_Consigne 1_
Dans le récit de visite au Prado, dans quelle salle se trouve la « Joconde » du musée ?
_Consigne 2_
Recopiez le passage du récit de visite au Prado qui va de « Nous passerons quatre » jusqu'à « riche et agréable. » inclus.
━━━━━ Extrait du récit ━━━━━
Deuxième jour de pluie à Madrid.
Chaque musée a sa Joconde. Celle du Prado se situe salle 56A, rez-de-chaussée, dans la collection Peintures des primitifs flamands (XVe – début XVIe). La Joconde du Prado n’est donc pas espagnole et c’est surprenant sachant que l’idée à l’origine de la création du musée du Prado était de regrouper les collections royales espagnoles dans lesquelles la production locale étaient largement représentées.
Mais le public en a décidé autrement car c’est bien le tableau de la salle 56A qui dépasse, en fréquentation, tous les Vélasquez et tous les Goya. Un tableau bien connu, énigmatique et unique.
Nous l’admirons d’abord de loin, une ceinture de visiteurs nous en interdisant l’accès. Nous patientons pour nous en approcher car ce sont les détails de ses cinq panneaux qui font sa particularité : une succession de miniatures morbides, de tortures et de meurtres, d’actes scatologiques, commis par des êtres monstrueux et hybrides. Tous les panneaux de ce fabuleux triptyque semblent droit sortis d’une imagination fiévreuse en pleine effervescence. S’il vivait aujourd’hui, on dirait certainement de Jérôme Bosch qu’il présente tous les troubles psychiatriques d’un esprit dérangé conduisant à un nécessaire enfermement.
Dans cette salle 56A, le regard ironique de la Joconde est donc remplacé par un Jardin des délices peint à une époque encore incertaine (1505 ?) par un esprit fiévreux. Un jardin qui, pour nous, est de loin le tableau le plus magnétique de tous les tableaux présentés au Prado.




Nous poursuivons notre déambulation. La circulation entre les salles est fluide. L’accès aux tableaux aisé, même pour les œuvres les plus emblématiques du musée. A fréquentation identique, tout a l’air bien plus facile et agréable ici que dans d’autres grands musées. Pourquoi donc cette impression ?
C’est alors que je découvre ce qu’il manque au Prado : l’incontournable selfie. Le Prado a fait cette découverte magnifique qu’en interdisant la pratique des selfies et d’internet, le visiteur se consacre exclusivement aux œuvres et fluidifie la circulation. La démonstration est faite. Il fallait y penser, penser à rebours. Nous approuvons.
Nous passerons quatre heures trente au Prado. Pas parce que la pluie, à l’extérieur, continue son travail. Mais simplement parce que ce musée est riche et agréable.
━━━━━ Extraits de données ━━━━━
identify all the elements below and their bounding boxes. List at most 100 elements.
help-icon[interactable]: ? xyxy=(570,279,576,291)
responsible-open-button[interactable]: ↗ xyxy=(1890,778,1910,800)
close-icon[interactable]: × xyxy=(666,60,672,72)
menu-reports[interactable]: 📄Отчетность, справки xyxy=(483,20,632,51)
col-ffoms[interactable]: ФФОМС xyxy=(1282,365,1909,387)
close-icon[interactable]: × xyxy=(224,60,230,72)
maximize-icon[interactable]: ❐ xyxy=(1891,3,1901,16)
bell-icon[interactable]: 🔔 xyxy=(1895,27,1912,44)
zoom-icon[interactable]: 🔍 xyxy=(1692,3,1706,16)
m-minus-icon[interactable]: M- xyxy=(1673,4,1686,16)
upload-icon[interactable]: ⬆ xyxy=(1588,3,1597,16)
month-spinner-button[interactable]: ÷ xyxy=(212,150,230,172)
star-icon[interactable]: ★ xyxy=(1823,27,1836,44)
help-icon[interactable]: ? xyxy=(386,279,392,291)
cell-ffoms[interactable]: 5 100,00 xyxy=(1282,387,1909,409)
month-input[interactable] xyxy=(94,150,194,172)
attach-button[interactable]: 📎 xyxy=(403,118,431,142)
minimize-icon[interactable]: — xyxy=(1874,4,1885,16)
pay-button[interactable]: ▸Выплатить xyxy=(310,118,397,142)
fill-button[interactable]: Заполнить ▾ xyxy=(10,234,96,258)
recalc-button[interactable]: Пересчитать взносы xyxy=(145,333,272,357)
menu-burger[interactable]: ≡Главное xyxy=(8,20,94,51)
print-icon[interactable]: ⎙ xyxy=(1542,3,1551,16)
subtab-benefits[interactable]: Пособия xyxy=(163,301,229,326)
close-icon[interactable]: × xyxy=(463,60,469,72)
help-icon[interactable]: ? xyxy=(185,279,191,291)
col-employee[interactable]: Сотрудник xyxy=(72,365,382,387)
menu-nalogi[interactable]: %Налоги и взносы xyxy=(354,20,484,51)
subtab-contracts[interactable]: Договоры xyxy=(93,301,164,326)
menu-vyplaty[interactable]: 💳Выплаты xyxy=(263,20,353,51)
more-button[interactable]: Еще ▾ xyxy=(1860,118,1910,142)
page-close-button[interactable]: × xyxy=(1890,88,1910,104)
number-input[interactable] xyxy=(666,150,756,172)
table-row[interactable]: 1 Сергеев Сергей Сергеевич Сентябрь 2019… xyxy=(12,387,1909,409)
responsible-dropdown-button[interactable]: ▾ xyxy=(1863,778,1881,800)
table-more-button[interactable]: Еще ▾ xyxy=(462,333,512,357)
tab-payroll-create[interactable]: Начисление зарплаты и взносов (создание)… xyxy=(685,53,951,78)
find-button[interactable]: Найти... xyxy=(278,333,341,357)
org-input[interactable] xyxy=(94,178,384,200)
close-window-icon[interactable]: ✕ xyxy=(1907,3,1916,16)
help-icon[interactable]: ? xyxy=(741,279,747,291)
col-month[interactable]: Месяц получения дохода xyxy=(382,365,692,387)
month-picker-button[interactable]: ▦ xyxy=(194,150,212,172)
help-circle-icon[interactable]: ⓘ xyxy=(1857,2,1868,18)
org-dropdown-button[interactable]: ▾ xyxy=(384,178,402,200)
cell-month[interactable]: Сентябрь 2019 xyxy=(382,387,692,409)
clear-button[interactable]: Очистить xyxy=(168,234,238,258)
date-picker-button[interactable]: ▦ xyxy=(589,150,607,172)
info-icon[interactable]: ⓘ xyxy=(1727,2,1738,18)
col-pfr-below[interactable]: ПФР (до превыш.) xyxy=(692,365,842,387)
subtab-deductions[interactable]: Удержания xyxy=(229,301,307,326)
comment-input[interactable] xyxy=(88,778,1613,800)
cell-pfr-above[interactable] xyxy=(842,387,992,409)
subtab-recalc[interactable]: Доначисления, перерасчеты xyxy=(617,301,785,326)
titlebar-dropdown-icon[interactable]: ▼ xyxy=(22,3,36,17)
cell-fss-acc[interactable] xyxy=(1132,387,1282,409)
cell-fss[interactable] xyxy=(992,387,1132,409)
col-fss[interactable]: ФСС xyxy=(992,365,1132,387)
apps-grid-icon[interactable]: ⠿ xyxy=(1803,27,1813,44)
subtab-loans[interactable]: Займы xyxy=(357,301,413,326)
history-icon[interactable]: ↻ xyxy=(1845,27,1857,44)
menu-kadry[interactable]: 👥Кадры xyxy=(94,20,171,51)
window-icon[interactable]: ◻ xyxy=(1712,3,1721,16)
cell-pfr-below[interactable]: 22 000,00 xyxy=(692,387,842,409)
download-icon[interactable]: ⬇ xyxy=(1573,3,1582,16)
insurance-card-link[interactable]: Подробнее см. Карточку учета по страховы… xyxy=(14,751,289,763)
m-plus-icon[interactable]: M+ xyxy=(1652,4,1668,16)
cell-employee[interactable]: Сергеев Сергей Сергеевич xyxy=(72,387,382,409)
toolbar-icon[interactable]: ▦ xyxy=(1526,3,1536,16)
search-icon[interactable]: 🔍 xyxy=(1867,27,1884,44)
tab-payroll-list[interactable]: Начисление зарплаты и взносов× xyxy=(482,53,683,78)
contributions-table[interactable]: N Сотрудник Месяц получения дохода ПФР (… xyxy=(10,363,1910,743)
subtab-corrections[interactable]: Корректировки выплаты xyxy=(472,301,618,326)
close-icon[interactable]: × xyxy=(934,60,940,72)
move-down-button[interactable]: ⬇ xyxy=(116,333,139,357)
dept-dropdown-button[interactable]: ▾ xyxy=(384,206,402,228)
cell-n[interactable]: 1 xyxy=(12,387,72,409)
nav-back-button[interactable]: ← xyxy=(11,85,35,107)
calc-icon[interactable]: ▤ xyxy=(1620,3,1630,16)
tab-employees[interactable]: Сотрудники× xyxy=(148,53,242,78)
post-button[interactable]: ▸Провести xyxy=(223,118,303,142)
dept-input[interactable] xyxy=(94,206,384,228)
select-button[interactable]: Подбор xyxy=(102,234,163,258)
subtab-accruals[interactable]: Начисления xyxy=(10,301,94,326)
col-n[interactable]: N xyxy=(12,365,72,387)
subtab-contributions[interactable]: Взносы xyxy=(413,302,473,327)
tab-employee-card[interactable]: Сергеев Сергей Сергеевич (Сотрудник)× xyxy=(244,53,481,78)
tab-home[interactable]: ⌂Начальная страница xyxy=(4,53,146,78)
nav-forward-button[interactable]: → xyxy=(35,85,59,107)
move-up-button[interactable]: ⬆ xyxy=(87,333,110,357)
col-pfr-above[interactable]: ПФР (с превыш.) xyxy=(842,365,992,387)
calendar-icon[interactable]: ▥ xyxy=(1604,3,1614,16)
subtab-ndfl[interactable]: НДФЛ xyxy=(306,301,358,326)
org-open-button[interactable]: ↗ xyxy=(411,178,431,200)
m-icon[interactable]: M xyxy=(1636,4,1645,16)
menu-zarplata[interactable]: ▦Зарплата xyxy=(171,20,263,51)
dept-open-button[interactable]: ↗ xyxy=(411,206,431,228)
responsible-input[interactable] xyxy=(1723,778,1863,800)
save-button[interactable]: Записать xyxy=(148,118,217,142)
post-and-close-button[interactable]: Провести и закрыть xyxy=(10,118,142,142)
━━━━━
_Corrigé 1_
Dans la salle 56A, au rez-de-chaussée.

_Corrigé 2_
Nous passerons quatre heures trente au Prado. Pas parce que la pluie, à l’extérieur, continue son travail. Mais simplement parce que ce musée est riche et agréable.